EXERCISE REQUIREMENTS: Restate each entry word for word, leaving nothing out.

[Records from a collection]

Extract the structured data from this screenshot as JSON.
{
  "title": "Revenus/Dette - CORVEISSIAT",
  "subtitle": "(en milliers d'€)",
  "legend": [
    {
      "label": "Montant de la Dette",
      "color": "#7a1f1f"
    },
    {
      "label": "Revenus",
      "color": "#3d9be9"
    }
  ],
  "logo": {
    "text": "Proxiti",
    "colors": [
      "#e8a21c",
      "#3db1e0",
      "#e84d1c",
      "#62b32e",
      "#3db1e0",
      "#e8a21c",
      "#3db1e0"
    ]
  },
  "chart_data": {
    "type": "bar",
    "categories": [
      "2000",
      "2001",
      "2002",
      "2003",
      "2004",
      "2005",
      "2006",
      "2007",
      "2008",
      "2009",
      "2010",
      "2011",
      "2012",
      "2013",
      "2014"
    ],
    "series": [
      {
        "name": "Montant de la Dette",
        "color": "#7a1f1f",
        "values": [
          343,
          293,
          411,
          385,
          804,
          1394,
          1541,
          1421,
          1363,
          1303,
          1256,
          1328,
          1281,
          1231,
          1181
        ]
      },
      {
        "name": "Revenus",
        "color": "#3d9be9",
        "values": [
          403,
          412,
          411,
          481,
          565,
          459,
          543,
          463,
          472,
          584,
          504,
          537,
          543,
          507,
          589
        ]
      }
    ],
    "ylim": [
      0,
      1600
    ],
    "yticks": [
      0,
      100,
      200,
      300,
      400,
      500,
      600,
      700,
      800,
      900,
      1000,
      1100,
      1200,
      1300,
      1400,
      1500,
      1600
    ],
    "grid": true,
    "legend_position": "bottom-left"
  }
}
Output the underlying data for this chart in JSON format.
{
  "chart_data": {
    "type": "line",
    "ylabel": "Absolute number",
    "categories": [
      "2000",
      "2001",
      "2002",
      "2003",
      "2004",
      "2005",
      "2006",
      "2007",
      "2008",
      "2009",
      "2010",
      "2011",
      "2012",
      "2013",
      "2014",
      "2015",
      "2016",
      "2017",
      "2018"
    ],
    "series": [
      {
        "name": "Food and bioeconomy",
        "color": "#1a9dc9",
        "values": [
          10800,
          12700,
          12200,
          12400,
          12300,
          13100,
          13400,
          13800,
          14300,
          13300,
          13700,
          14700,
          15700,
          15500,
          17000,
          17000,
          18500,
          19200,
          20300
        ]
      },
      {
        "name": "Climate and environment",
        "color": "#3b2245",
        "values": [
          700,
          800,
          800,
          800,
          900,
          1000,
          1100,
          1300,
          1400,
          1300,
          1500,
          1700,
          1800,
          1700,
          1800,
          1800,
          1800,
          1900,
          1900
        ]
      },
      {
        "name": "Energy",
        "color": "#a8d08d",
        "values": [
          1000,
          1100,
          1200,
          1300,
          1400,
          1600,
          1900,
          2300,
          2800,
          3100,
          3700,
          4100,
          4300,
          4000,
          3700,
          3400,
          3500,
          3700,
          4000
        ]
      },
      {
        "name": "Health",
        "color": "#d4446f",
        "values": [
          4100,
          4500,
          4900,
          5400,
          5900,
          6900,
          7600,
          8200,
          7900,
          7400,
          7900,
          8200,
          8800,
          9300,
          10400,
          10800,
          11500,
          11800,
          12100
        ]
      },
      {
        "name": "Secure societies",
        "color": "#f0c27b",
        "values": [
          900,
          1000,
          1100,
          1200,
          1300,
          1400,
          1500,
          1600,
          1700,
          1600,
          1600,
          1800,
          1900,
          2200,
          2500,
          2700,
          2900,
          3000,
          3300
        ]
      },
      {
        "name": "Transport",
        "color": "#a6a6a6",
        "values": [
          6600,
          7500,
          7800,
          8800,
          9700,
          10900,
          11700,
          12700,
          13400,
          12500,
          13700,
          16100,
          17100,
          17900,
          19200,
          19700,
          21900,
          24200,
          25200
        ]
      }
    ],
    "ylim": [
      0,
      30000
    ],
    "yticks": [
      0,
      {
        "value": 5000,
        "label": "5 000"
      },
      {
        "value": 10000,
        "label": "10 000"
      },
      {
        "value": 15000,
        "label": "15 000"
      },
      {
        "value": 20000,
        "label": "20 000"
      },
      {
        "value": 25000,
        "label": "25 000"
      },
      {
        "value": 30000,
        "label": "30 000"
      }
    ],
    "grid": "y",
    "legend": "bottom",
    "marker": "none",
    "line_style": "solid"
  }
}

WRITTEN SOLUTION:
Extract the structured data from this screenshot as JSON.
{
  "title": "Revenus/Dette - CORVEISSIAT",
  "subtitle": "(en milliers d'€)",
  "legend": [
    {
      "label": "Montant de la Dette",
      "color": "#7a1f1f"
    },
    {
      "label": "Revenus",
      "color": "#3d9be9"
    }
  ],
  "logo": {
    "text": "Proxiti",
    "colors": [
      "#e8a21c",
      "#3db1e0",
      "#e84d1c",
      "#62b32e",
      "#3db1e0",
      "#e8a21c",
      "#3db1e0"
    ]
  },
  "chart_data": {
    "type": "bar",
    "categories": [
      "2000",
      "2001",
      "2002",
      "2003",
      "2004",
      "2005",
      "2006",
      "2007",
      "2008",
      "2009",
      "2010",
      "2011",
      "2012",
      "2013",
      "2014"
    ],
    "series": [
      {
        "name": "Montant de la Dette",
        "color": "#7a1f1f",
        "values": [
          343,
          293,
          411,
          385,
          804,
          1394,
          1541,
          1421,
          1363,
          1303,
          1256,
          1328,
          1281,
          1231,
          1181
        ]
      },
      {
        "name": "Revenus",
        "color": "#3d9be9",
        "values": [
          403,
          412,
          411,
          481,
          565,
          459,
          543,
          463,
          472,
          584,
          504,
          537,
          543,
          507,
          589
        ]
      }
    ],
    "ylim": [
      0,
      1600
    ],
    "yticks": [
      0,
      100,
      200,
      300,
      400,
      500,
      600,
      700,
      800,
      900,
      1000,
      1100,
      1200,
      1300,
      1400,
      1500,
      1600
    ],
    "grid": true,
    "legend_position": "bottom-left"
  }
}
Output the underlying data for this chart in JSON format.
{
  "chart_data": {
    "type": "line",
    "ylabel": "Absolute number",
    "categories": [
      "2000",
      "2001",
      "2002",
      "2003",
      "2004",
      "2005",
      "2006",
      "2007",
      "2008",
      "2009",
      "2010",
      "2011",
      "2012",
      "2013",
      "2014",
      "2015",
      "2016",
      "2017",
      "2018"
    ],
    "series": [
      {
        "name": "Food and bioeconomy",
        "color": "#1a9dc9",
        "values": [
          10800,
          12700,
          12200,
          12400,
          12300,
          13100,
          13400,
          13800,
          14300,
          13300,
          13700,
          14700,
          15700,
          15500,
          17000,
          17000,
          18500,
          19200,
          20300
        ]
      },
      {
        "name": "Climate and environment",
        "color": "#3b2245",
        "values": [
          700,
          800,
          800,
          800,
          900,
          1000,
          1100,
          1300,
          1400,
          1300,
          1500,
          1700,
          1800,
          1700,
          1800,
          1800,
          1800,
          1900,
          1900
        ]
      },
      {
        "name": "Energy",
        "color": "#a8d08d",
        "values": [
          1000,
          1100,
          1200,
          1300,
          1400,
          1600,
          1900,
          2300,
          2800,
          3100,
          3700,
          4100,
          4300,
          4000,
          3700,
          3400,
          3500,
          3700,
          4000
        ]
      },
      {
        "name": "Health",
        "color": "#d4446f",
        "values": [
          4100,
          4500,
          4900,
          5400,
          5900,
          6900,
          7600,
          8200,
          7900,
          7400,
          7900,
          8200,
          8800,
          9300,
          10400,
          10800,
          11500,
          11800,
          12100
        ]
      },
      {
        "name": "Secure societies",
        "color": "#f0c27b",
        "values": [
          900,
          1000,
          1100,
          1200,
          1300,
          1400,
          1500,
          1600,
          1700,
          1600,
          1600,
          1800,
          1900,
          2200,
          2500,
          2700,
          2900,
          3000,
          3300
        ]
      },
      {
        "name": "Transport",
        "color": "#a6a6a6",
        "values": [
          6600,
          7500,
          7800,
          8800,
          9700,
          10900,
          11700,
          12700,
          13400,
          12500,
          13700,
          16100,
          17100,
          17900,
          19200,
          19700,
          21900,
          24200,
          25200
        ]
      }
    ],
    "ylim": [
      0,
      30000
    ],
    "yticks": [
      0,
      {
        "value": 5000,
        "label": "5 000"
      },
      {
        "value": 10000,
        "label": "10 000"
      },
      {
        "value": 15000,
        "label": "15 000"
      },
      {
        "value": 20000,
        "label": "20 000"
      },
      {
        "value": 25000,
        "label": "25 000"
      },
      {
        "value": 30000,
        "label": "30 000"
      }
    ],
    "grid": "y",
    "legend": "bottom",
    "marker": "none",
    "line_style": "solid"
  }
}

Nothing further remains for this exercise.